▶ [TASK INPUT]:
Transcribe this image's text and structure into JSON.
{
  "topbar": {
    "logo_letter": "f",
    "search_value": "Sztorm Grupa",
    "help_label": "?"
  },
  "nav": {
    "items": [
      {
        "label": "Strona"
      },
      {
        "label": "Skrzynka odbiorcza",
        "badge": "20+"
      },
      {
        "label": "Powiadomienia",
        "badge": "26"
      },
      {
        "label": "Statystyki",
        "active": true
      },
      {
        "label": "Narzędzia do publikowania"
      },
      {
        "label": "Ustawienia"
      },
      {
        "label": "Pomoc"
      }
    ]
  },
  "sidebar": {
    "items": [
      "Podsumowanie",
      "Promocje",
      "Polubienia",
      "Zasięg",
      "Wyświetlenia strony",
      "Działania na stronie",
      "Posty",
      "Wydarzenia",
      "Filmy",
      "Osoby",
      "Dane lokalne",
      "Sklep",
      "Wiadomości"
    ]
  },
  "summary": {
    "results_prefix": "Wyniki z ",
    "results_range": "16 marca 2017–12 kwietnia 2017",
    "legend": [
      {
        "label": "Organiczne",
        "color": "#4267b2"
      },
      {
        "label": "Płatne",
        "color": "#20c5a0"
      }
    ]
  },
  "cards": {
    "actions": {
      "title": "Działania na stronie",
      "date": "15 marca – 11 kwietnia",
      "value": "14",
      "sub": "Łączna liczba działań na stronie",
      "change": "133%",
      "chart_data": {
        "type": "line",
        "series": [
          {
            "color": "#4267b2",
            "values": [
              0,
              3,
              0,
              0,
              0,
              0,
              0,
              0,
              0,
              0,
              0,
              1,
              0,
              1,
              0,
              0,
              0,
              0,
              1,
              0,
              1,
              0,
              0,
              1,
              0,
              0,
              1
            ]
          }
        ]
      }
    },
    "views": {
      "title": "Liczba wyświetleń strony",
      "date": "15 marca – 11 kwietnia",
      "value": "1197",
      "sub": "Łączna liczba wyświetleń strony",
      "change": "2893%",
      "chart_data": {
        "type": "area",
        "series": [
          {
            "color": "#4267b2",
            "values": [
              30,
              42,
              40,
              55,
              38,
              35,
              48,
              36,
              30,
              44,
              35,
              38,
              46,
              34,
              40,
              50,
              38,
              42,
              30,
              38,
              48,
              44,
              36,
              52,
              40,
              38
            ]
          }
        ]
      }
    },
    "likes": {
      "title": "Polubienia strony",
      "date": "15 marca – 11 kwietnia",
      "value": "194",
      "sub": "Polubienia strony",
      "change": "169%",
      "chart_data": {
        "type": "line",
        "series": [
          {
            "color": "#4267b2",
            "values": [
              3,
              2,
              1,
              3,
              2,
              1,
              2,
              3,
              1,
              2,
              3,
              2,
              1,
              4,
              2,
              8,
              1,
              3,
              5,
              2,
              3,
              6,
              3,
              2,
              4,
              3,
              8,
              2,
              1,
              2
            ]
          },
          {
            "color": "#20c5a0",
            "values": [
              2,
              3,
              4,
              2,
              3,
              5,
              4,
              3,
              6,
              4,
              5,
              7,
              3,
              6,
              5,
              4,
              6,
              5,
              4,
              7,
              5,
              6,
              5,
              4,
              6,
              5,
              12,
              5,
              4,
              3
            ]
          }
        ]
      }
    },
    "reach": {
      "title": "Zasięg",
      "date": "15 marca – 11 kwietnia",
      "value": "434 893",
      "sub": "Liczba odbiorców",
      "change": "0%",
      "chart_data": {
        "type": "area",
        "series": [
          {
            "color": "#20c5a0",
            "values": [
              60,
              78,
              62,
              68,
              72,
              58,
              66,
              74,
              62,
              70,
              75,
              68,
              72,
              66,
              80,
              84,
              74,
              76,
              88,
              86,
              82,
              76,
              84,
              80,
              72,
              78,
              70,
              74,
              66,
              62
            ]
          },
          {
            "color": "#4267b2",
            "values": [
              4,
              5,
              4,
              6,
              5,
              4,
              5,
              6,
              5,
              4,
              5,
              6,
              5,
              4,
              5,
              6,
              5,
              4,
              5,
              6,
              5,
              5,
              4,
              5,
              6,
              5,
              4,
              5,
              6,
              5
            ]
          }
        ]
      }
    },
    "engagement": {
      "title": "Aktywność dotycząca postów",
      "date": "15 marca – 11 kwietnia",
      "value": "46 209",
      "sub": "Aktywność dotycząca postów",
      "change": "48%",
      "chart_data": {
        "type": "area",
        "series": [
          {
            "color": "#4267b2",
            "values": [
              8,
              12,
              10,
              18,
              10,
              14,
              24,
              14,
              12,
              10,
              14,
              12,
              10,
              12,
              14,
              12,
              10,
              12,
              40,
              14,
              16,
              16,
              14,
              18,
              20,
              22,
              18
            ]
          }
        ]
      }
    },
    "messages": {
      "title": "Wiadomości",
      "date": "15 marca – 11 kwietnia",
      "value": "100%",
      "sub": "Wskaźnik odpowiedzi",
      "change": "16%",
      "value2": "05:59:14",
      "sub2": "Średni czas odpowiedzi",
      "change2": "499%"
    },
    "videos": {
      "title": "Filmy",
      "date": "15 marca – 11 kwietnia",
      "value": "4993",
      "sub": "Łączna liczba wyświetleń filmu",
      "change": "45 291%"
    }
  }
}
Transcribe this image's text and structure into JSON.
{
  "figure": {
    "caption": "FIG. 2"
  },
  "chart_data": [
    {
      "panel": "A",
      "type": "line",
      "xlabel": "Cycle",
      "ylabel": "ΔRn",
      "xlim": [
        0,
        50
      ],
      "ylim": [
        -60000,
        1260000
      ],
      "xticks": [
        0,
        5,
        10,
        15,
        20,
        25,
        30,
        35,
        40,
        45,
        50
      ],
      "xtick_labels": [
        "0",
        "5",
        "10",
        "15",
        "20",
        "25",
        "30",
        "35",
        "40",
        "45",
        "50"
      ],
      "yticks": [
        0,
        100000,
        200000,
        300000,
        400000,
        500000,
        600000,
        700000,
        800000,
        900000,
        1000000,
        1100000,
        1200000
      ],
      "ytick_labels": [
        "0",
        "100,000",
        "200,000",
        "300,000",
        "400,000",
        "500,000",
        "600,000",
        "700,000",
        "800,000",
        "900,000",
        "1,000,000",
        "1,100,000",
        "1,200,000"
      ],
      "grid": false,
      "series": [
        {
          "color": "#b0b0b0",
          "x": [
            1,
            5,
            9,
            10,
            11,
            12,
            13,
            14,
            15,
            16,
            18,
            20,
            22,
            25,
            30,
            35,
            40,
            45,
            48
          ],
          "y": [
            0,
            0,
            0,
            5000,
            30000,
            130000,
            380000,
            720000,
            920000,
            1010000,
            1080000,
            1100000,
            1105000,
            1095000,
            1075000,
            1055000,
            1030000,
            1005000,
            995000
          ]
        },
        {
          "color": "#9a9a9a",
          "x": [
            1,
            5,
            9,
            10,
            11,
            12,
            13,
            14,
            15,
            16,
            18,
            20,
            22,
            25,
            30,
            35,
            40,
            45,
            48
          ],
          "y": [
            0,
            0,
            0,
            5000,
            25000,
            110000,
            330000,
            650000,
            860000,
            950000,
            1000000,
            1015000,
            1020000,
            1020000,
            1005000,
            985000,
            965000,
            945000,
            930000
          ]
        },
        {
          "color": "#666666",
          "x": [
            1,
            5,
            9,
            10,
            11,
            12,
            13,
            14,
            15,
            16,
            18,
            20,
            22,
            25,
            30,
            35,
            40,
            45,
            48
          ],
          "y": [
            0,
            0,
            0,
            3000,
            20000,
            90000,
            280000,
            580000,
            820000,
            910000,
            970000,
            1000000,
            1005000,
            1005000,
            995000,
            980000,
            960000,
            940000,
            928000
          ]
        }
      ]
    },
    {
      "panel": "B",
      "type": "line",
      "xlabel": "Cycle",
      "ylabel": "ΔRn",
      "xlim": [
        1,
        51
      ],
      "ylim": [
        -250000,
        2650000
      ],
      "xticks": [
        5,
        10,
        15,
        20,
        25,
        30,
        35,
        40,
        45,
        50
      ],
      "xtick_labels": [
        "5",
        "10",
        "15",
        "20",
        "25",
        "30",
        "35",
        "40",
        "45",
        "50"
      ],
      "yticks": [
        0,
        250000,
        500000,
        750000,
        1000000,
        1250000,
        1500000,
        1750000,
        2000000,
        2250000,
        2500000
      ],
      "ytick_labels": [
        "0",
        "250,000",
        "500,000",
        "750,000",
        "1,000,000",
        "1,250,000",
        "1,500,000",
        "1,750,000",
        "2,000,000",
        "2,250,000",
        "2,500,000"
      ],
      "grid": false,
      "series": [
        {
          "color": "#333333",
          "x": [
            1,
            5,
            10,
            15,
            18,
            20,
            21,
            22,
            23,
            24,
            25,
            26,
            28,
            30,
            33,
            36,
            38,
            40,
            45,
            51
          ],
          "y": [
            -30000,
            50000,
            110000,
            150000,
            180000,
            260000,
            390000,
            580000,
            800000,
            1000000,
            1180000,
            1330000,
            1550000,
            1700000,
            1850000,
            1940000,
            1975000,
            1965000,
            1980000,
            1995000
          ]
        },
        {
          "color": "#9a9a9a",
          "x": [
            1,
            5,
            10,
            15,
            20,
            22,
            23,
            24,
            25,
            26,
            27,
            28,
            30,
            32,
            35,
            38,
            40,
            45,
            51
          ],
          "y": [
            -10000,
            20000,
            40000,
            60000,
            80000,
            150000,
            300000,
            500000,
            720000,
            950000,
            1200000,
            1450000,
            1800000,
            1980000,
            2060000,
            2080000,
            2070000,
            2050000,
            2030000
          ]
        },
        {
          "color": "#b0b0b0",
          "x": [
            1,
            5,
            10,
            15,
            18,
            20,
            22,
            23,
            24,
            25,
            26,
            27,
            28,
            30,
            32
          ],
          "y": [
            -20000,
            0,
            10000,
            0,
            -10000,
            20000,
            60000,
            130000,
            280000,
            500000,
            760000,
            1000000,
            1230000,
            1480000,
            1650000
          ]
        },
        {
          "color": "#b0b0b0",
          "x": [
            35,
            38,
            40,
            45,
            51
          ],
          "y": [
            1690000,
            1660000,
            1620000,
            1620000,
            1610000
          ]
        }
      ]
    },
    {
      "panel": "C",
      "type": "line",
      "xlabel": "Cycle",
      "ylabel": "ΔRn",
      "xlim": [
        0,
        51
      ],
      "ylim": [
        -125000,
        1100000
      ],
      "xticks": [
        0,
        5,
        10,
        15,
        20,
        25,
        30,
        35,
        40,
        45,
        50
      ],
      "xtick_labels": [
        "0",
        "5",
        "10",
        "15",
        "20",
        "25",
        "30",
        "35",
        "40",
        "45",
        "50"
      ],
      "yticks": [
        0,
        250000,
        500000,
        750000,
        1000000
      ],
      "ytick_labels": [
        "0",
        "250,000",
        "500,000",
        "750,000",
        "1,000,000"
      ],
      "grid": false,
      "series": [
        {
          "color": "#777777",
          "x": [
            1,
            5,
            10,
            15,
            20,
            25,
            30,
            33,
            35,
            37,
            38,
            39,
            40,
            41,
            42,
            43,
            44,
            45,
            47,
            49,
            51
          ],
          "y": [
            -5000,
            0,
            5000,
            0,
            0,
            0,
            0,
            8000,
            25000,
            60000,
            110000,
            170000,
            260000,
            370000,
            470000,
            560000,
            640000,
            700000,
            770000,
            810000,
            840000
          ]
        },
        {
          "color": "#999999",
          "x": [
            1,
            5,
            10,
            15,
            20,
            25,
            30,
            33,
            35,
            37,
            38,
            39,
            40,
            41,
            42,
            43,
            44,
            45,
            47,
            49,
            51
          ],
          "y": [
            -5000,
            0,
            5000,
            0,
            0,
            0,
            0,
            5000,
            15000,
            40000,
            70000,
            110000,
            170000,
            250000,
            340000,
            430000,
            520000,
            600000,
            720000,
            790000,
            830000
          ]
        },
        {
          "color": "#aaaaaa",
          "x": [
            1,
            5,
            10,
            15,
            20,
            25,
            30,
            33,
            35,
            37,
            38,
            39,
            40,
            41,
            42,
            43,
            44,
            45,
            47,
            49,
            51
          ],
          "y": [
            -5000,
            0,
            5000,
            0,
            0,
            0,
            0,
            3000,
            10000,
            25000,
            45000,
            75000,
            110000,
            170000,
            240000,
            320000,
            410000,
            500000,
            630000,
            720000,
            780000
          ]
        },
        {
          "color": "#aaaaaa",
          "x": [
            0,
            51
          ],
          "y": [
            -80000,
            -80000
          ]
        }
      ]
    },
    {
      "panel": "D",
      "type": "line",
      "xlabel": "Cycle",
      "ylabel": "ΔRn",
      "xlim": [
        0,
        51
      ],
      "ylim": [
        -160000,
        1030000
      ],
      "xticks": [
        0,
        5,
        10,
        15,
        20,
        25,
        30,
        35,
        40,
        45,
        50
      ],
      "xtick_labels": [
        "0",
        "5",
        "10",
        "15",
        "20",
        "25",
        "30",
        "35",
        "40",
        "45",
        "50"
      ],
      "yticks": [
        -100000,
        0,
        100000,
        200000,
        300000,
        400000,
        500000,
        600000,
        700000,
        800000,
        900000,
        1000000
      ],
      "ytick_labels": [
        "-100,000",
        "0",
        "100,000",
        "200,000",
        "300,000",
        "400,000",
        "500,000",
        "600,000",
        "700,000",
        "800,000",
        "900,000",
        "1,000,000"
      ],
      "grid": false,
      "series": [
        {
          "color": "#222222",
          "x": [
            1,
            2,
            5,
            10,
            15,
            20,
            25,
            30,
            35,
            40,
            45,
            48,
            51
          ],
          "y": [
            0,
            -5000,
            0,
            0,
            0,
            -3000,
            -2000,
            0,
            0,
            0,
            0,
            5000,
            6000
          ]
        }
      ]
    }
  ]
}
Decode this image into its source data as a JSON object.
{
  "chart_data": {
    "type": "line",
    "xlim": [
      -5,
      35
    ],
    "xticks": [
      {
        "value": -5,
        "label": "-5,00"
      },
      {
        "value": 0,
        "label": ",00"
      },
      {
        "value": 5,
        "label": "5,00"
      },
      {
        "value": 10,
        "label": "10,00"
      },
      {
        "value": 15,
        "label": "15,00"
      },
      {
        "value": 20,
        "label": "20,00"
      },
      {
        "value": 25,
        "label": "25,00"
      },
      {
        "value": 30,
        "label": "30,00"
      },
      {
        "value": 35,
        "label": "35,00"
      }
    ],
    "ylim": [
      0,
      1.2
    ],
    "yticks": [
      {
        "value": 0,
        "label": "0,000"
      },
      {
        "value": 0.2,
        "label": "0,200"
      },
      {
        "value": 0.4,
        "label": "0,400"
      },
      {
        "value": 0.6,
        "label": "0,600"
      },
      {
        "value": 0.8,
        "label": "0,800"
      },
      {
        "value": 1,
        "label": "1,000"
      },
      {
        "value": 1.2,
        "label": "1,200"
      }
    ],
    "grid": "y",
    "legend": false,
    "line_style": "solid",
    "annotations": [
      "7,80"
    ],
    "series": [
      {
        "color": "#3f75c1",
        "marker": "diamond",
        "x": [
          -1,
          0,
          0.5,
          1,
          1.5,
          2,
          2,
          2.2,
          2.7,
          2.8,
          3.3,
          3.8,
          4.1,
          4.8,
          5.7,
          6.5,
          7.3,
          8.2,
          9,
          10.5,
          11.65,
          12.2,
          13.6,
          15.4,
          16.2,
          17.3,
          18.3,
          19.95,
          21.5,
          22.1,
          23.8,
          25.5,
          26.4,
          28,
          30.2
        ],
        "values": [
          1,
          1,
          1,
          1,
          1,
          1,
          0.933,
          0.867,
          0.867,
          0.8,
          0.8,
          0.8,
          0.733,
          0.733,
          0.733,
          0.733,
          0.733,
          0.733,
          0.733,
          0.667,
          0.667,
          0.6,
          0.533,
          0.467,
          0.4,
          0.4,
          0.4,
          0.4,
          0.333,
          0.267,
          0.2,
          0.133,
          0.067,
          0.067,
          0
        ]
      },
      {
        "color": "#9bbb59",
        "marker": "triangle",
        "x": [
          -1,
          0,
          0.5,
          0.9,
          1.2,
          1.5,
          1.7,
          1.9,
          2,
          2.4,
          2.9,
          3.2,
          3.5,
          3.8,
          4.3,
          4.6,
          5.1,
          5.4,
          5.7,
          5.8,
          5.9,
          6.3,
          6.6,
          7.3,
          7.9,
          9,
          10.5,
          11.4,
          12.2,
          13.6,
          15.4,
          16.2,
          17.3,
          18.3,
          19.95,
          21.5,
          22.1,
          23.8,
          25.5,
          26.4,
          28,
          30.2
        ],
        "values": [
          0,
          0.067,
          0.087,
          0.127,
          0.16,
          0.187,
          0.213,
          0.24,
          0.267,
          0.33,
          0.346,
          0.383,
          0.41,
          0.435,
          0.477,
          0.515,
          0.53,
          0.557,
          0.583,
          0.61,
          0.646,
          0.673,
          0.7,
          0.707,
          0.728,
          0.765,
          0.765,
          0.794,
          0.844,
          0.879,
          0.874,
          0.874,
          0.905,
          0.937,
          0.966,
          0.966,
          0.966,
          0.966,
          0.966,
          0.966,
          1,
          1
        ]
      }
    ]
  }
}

▶ [EXERCISE GOAL]:
Copy each line above that contains the word "dotycząca".

▶ [THE ANSWER]:
      "title": "Aktywność dotycząca postów",
      "sub": "Aktywność dotycząca postów",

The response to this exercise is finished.